What needs to be done: In how many lines does the string "title" appear? Answer with the number only.

***** Raw records *****

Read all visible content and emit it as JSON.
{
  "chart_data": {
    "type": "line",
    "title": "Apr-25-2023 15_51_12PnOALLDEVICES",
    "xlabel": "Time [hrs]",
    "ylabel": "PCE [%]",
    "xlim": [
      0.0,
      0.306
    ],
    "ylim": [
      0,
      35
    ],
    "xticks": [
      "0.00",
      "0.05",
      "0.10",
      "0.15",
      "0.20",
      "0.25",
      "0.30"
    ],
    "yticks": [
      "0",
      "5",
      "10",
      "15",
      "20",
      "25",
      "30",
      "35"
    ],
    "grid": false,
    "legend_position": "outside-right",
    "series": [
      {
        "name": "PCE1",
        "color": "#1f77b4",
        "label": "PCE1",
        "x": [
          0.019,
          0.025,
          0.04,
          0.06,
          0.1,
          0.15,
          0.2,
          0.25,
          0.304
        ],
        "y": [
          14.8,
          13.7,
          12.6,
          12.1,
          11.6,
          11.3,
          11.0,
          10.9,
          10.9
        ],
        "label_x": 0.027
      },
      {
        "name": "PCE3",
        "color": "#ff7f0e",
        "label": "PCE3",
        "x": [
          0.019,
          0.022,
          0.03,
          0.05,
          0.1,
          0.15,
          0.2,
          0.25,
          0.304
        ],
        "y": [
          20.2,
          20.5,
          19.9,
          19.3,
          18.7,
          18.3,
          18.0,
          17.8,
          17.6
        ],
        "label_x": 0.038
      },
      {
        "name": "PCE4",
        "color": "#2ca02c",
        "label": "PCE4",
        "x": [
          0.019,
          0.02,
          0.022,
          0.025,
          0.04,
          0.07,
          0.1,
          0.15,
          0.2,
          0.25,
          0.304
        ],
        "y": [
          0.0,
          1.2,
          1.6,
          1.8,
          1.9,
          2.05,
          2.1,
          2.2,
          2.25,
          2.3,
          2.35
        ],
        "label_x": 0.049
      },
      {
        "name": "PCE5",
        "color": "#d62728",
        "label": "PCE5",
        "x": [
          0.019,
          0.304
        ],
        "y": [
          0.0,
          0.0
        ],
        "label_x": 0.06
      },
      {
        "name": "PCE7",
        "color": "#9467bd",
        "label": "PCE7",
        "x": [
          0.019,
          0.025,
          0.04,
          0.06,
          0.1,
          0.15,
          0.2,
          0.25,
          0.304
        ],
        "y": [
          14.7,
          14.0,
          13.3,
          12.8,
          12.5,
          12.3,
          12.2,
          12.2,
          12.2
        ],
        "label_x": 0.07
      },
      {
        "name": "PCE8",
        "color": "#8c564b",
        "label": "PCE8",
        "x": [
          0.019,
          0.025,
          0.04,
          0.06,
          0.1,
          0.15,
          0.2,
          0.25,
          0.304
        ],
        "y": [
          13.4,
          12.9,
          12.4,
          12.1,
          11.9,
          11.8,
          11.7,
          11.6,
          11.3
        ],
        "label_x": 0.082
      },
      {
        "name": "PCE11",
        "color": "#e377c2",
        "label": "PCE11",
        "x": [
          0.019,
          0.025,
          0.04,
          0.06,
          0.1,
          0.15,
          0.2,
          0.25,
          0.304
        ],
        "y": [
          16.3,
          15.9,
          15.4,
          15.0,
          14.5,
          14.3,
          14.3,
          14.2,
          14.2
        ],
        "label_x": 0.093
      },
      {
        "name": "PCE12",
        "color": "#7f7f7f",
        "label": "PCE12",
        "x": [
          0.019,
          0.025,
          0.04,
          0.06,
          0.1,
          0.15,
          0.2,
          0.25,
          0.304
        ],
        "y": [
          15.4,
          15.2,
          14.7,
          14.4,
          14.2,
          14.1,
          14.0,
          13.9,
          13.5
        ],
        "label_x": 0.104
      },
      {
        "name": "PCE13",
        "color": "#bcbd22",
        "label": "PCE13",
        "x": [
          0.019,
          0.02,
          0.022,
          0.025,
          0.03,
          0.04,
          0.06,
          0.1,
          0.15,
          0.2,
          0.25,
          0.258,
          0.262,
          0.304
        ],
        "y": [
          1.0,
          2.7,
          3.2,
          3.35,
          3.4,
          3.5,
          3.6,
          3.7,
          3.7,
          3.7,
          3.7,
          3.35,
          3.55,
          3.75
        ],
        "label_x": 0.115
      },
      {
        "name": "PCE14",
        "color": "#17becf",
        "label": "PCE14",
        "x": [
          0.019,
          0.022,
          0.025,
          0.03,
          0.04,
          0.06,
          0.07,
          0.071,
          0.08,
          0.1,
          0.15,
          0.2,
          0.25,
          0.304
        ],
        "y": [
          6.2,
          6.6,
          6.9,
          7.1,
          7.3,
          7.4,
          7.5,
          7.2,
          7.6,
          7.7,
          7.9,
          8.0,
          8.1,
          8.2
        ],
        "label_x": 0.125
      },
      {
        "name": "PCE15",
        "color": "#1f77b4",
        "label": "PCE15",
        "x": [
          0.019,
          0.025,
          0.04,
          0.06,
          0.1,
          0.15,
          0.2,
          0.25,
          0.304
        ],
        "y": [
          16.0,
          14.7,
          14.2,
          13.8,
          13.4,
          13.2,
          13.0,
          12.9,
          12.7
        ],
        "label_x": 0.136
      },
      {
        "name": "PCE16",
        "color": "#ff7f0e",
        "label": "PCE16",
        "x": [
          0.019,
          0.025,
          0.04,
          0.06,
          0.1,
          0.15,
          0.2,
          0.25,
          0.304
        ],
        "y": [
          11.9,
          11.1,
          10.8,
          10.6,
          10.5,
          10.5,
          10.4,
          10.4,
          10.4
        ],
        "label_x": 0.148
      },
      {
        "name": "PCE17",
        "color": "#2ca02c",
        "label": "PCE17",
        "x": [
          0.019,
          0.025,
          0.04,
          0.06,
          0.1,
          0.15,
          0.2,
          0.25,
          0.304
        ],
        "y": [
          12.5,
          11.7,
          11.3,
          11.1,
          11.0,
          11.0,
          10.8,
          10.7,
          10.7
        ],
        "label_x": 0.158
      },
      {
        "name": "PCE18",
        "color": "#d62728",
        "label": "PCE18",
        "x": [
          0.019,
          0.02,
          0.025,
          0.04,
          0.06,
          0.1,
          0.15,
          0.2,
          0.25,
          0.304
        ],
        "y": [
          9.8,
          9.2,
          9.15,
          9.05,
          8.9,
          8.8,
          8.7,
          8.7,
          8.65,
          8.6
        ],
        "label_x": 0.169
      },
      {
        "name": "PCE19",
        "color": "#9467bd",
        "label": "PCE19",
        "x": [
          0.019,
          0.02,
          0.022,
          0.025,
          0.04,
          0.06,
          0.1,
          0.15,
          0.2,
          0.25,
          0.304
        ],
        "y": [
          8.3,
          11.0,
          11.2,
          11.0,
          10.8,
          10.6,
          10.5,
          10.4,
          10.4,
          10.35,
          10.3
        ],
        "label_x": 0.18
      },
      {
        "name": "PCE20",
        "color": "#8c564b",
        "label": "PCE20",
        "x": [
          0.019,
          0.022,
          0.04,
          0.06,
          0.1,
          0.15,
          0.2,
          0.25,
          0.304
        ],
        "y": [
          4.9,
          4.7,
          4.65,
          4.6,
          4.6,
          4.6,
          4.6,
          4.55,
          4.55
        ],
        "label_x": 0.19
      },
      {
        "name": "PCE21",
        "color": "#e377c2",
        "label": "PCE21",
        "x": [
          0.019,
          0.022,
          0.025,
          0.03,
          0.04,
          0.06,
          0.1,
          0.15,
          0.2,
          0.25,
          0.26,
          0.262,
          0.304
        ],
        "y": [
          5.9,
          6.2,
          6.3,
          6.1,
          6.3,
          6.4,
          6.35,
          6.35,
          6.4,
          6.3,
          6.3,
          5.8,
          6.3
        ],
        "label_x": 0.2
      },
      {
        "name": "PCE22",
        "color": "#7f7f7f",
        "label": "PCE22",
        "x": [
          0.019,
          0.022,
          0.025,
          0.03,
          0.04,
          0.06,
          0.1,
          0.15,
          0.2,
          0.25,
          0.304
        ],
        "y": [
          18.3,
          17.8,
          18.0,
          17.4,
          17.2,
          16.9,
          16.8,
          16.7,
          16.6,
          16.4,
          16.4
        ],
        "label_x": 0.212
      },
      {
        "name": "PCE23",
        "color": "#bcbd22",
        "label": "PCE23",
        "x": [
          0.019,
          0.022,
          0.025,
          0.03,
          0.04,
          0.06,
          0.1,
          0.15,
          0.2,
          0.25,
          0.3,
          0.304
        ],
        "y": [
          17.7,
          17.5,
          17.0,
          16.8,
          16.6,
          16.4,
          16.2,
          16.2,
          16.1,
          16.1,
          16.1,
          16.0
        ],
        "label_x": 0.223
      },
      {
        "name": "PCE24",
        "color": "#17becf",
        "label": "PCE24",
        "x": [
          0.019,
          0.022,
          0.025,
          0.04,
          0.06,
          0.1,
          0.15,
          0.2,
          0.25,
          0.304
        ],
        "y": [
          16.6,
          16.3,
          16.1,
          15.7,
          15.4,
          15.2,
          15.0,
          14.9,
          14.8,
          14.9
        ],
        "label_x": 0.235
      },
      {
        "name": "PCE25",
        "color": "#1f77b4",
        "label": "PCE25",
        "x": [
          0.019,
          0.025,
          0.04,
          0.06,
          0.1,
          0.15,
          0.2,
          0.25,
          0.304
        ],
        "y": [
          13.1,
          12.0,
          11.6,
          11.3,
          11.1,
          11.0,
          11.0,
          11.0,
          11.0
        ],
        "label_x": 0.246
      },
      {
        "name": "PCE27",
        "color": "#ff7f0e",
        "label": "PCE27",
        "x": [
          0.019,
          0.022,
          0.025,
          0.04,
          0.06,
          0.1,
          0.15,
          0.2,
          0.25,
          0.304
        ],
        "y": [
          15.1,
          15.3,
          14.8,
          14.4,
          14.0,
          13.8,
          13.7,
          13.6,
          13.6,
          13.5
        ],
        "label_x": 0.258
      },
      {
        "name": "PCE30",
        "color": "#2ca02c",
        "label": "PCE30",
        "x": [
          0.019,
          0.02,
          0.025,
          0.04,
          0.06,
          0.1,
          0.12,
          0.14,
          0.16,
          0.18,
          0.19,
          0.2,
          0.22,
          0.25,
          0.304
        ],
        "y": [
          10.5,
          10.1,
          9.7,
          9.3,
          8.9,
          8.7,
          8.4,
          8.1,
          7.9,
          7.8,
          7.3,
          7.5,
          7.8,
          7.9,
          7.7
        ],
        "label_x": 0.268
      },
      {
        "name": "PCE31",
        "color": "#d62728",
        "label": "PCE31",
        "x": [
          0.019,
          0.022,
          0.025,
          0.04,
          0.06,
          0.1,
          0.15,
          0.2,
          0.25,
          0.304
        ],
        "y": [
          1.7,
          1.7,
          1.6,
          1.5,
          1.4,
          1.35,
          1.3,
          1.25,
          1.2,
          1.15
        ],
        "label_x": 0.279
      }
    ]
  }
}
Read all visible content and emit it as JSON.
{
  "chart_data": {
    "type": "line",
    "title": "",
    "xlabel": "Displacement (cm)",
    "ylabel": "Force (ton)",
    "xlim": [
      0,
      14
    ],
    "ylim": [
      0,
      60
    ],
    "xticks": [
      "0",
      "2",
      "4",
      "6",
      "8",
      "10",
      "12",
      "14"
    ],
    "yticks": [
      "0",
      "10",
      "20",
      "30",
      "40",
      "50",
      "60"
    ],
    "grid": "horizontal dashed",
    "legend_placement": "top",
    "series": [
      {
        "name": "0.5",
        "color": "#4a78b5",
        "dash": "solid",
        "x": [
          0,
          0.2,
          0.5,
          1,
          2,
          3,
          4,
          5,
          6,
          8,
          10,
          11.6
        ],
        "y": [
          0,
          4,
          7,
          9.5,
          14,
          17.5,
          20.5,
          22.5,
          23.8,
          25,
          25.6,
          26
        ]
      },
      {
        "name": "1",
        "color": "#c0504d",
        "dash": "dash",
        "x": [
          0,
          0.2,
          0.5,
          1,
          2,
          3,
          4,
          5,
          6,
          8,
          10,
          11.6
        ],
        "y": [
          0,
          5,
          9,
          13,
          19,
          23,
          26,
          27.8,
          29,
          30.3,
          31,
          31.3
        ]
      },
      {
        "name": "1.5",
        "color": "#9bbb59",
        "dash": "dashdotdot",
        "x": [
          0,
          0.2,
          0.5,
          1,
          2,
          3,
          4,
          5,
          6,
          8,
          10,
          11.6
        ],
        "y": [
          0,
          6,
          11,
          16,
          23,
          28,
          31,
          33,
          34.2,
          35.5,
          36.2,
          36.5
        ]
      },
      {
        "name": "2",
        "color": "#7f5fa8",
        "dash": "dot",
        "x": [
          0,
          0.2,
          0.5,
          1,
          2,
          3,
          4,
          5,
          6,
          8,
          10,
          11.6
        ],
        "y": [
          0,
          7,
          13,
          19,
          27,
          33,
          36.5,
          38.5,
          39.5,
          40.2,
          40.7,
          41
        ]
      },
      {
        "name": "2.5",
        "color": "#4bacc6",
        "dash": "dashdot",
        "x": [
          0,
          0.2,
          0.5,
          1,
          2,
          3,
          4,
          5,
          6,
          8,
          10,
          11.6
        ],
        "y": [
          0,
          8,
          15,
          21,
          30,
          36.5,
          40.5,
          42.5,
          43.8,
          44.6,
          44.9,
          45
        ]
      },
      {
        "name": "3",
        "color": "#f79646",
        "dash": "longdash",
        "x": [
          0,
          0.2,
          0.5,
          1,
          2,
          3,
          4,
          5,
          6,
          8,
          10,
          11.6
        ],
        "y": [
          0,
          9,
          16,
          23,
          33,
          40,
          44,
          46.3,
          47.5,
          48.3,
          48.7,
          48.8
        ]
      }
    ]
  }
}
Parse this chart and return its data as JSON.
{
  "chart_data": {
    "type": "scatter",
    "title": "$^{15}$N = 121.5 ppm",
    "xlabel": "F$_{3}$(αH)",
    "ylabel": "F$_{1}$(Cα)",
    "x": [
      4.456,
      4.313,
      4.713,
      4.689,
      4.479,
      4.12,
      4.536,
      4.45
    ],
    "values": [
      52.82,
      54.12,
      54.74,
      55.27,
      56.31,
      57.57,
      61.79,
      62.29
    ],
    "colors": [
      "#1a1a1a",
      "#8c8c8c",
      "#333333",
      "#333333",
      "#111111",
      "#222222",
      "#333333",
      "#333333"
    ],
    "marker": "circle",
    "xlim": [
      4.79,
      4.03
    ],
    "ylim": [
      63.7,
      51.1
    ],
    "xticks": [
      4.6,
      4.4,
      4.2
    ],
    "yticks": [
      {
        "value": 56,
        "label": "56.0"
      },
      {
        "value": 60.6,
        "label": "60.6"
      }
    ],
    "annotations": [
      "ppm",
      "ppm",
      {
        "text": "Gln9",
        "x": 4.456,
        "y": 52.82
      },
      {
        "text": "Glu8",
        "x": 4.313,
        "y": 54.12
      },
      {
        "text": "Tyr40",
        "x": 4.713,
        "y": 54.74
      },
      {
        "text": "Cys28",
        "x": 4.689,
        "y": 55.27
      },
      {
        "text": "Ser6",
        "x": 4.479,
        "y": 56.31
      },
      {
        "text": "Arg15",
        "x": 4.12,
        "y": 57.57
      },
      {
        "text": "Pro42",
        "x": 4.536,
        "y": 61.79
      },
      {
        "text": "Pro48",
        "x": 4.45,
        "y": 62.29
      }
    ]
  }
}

*****

Answer below: 3